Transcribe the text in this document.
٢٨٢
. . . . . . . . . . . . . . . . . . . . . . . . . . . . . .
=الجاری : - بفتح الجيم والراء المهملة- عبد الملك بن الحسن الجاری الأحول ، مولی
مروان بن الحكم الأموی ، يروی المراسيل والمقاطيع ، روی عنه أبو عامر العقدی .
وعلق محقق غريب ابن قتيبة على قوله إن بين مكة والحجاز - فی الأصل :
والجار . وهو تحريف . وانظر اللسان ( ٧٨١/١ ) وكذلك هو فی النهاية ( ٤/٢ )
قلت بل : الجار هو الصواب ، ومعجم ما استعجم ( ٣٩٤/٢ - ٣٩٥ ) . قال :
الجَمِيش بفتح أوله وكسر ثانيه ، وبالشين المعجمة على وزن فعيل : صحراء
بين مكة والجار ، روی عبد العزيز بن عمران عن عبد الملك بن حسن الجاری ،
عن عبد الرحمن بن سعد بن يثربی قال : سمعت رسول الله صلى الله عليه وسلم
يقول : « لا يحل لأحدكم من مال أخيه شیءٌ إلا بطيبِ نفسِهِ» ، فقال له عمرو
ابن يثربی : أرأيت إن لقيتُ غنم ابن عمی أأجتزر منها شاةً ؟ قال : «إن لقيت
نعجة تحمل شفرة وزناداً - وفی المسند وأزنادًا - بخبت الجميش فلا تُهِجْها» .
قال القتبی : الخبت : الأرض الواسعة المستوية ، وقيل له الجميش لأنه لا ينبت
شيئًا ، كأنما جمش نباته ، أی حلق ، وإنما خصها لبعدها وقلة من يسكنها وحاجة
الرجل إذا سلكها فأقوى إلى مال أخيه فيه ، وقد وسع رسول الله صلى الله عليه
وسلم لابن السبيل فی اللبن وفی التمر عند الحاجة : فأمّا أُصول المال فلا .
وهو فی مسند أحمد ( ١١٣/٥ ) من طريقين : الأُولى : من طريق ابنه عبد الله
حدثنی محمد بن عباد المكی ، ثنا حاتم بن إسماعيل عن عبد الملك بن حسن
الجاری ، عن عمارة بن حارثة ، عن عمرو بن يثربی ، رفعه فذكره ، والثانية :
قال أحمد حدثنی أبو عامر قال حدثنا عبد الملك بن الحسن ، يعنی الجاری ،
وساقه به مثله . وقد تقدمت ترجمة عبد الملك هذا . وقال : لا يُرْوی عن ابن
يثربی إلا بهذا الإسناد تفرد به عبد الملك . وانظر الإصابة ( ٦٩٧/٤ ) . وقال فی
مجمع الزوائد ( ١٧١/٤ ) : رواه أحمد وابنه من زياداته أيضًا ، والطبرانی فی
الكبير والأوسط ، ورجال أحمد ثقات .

*DIRECTION*:
Extract every line above exactly as it stands.

*WRITTEN SOLUTION*:
Transcribe the text in this document.
٢٨٢
. . . . . . . . . . . . . . . . . . . . . . . . . . . . . .
=الجاری : - بفتح الجيم والراء المهملة- عبد الملك بن الحسن الجاری الأحول ، مولی
مروان بن الحكم الأموی ، يروی المراسيل والمقاطيع ، روی عنه أبو عامر العقدی .
وعلق محقق غريب ابن قتيبة على قوله إن بين مكة والحجاز - فی الأصل :
والجار . وهو تحريف . وانظر اللسان ( ٧٨١/١ ) وكذلك هو فی النهاية ( ٤/٢ )
قلت بل : الجار هو الصواب ، ومعجم ما استعجم ( ٣٩٤/٢ - ٣٩٥ ) . قال :
الجَمِيش بفتح أوله وكسر ثانيه ، وبالشين المعجمة على وزن فعيل : صحراء
بين مكة والجار ، روی عبد العزيز بن عمران عن عبد الملك بن حسن الجاری ،
عن عبد الرحمن بن سعد بن يثربی قال : سمعت رسول الله صلى الله عليه وسلم
يقول : « لا يحل لأحدكم من مال أخيه شیءٌ إلا بطيبِ نفسِهِ» ، فقال له عمرو
ابن يثربی : أرأيت إن لقيتُ غنم ابن عمی أأجتزر منها شاةً ؟ قال : «إن لقيت
نعجة تحمل شفرة وزناداً - وفی المسند وأزنادًا - بخبت الجميش فلا تُهِجْها» .
قال القتبی : الخبت : الأرض الواسعة المستوية ، وقيل له الجميش لأنه لا ينبت
شيئًا ، كأنما جمش نباته ، أی حلق ، وإنما خصها لبعدها وقلة من يسكنها وحاجة
الرجل إذا سلكها فأقوى إلى مال أخيه فيه ، وقد وسع رسول الله صلى الله عليه
وسلم لابن السبيل فی اللبن وفی التمر عند الحاجة : فأمّا أُصول المال فلا .
وهو فی مسند أحمد ( ١١٣/٥ ) من طريقين : الأُولى : من طريق ابنه عبد الله
حدثنی محمد بن عباد المكی ، ثنا حاتم بن إسماعيل عن عبد الملك بن حسن
الجاری ، عن عمارة بن حارثة ، عن عمرو بن يثربی ، رفعه فذكره ، والثانية :
قال أحمد حدثنی أبو عامر قال حدثنا عبد الملك بن الحسن ، يعنی الجاری ،
وساقه به مثله . وقد تقدمت ترجمة عبد الملك هذا . وقال : لا يُرْوی عن ابن
يثربی إلا بهذا الإسناد تفرد به عبد الملك . وانظر الإصابة ( ٦٩٧/٤ ) . وقال فی
مجمع الزوائد ( ١٧١/٤ ) : رواه أحمد وابنه من زياداته أيضًا ، والطبرانی فی
الكبير والأوسط ، ورجال أحمد ثقات .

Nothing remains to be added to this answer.